> _CHALLENGE 1_: From the passage about love below, list every question that begins with the word "What".

> _TEXT TO READ_:
────────────────────────────────────────

I think about love all the time.

I think I’ve always thought a lot about love.
I’m not sure I’ve ever thought about anything else.

Is my love any good? Do I deserve it? How many languages does love speak? What can love do? What won’t love allow? What does love look like when love loses its way? What is the strange, marvelous science happening in the brain and the body that we’ve all agreed, I guess, to call love? Does love feel the same to you as it does to me? When I hold my friend’s face in my hands just like this, do they know I am saying I love you? Is thinking about love an act of love? What greater love could we show to the world than trying to do better than we have? Will I ever stop writing love poems? Is ‘love poem’ redundant? What is love without longing? When did love crawl from the sea of creation and sit its thick thighs on the face of the human heart that very first time? Was anyone—has anyone ever been—ready for love to come in?

Anyway, here’s two magnificent love poems.

────────────────────────────────────────

> _CHALLENGE 2_: Reproduce the lines of the records from the first line down to the line holding "data-point (321, 155, 331, 165)", inclusive.

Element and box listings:
────────────────────────────────────────

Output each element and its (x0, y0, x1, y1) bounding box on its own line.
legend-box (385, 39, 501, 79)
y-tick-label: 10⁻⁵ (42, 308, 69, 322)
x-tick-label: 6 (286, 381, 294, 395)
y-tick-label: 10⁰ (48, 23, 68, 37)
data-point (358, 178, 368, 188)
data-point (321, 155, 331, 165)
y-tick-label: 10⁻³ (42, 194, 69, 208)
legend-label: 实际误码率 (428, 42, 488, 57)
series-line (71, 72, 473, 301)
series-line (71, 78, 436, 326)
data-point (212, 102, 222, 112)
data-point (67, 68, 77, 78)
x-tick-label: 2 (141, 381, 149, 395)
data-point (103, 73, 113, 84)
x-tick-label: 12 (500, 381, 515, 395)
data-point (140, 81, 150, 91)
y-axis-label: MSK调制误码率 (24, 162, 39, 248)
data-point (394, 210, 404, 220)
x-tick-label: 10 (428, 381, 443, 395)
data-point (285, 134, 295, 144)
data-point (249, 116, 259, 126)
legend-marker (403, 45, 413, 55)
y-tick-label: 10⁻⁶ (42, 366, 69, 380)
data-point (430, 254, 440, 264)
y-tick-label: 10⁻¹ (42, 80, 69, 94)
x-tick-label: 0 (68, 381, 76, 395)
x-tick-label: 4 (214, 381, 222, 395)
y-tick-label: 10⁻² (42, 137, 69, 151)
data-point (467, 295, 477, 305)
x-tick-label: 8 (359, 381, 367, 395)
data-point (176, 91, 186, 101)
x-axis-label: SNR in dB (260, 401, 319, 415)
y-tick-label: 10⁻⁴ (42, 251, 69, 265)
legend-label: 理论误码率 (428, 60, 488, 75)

────────────────────────────────────────

> _FULL OUTPUT 1_:
What can love do?
What won’t love allow?
What does love look like when love loses its way?
What is the strange, marvelous science happening in the brain and the body that we’ve all agreed, I guess, to call love?
What greater love could we show to the world than trying to do better than we have?
What is love without longing?

> _FULL OUTPUT 2_:
Output each element and its (x0, y0, x1, y1) bounding box on its own line.
legend-box (385, 39, 501, 79)
y-tick-label: 10⁻⁵ (42, 308, 69, 322)
x-tick-label: 6 (286, 381, 294, 395)
y-tick-label: 10⁰ (48, 23, 68, 37)
data-point (358, 178, 368, 188)
data-point (321, 155, 331, 165)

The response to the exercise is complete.